# Aim of the exercise:
Copy each entry as it stands, leaving nothing out.

# Data:
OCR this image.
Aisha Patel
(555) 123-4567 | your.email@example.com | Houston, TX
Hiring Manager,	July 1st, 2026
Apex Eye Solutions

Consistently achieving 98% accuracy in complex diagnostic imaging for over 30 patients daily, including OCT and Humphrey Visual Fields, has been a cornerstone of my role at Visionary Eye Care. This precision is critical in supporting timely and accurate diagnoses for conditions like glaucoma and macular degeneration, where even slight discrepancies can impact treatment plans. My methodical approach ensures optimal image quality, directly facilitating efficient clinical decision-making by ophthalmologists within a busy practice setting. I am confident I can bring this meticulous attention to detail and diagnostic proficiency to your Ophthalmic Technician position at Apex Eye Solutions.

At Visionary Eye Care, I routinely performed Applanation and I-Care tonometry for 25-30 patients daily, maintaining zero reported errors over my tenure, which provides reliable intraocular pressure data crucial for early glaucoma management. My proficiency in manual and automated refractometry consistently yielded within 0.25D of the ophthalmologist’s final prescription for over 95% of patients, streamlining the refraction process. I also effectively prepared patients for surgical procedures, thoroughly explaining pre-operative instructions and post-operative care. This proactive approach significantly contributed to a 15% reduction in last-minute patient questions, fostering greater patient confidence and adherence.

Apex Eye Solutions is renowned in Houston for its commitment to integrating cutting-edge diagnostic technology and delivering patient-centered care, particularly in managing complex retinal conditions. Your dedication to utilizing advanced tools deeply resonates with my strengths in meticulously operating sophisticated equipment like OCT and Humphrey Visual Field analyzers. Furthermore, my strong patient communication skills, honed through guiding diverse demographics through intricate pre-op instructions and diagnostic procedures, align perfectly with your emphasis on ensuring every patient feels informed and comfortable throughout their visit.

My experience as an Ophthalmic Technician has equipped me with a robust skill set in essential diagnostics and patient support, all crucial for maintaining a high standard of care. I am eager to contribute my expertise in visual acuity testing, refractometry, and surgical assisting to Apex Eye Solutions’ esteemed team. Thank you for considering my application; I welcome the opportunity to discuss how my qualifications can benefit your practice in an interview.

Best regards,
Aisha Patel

# Problem solution:
OCR this image.
Aisha Patel
(555) 123-4567 | your.email@example.com | Houston, TX
Hiring Manager,	July 1st, 2026
Apex Eye Solutions

Consistently achieving 98% accuracy in complex diagnostic imaging for over 30 patients daily, including OCT and Humphrey Visual Fields, has been a cornerstone of my role at Visionary Eye Care. This precision is critical in supporting timely and accurate diagnoses for conditions like glaucoma and macular degeneration, where even slight discrepancies can impact treatment plans. My methodical approach ensures optimal image quality, directly facilitating efficient clinical decision-making by ophthalmologists within a busy practice setting. I am confident I can bring this meticulous attention to detail and diagnostic proficiency to your Ophthalmic Technician position at Apex Eye Solutions.

At Visionary Eye Care, I routinely performed Applanation and I-Care tonometry for 25-30 patients daily, maintaining zero reported errors over my tenure, which provides reliable intraocular pressure data crucial for early glaucoma management. My proficiency in manual and automated refractometry consistently yielded within 0.25D of the ophthalmologist’s final prescription for over 95% of patients, streamlining the refraction process. I also effectively prepared patients for surgical procedures, thoroughly explaining pre-operative instructions and post-operative care. This proactive approach significantly contributed to a 15% reduction in last-minute patient questions, fostering greater patient confidence and adherence.

Apex Eye Solutions is renowned in Houston for its commitment to integrating cutting-edge diagnostic technology and delivering patient-centered care, particularly in managing complex retinal conditions. Your dedication to utilizing advanced tools deeply resonates with my strengths in meticulously operating sophisticated equipment like OCT and Humphrey Visual Field analyzers. Furthermore, my strong patient communication skills, honed through guiding diverse demographics through intricate pre-op instructions and diagnostic procedures, align perfectly with your emphasis on ensuring every patient feels informed and comfortable throughout their visit.

My experience as an Ophthalmic Technician has equipped me with a robust skill set in essential diagnostics and patient support, all crucial for maintaining a high standard of care. I am eager to contribute my expertise in visual acuity testing, refractometry, and surgical assisting to Apex Eye Solutions’ esteemed team. Thank you for considering my application; I welcome the opportunity to discuss how my qualifications can benefit your practice in an interview.

Best regards,
Aisha Patel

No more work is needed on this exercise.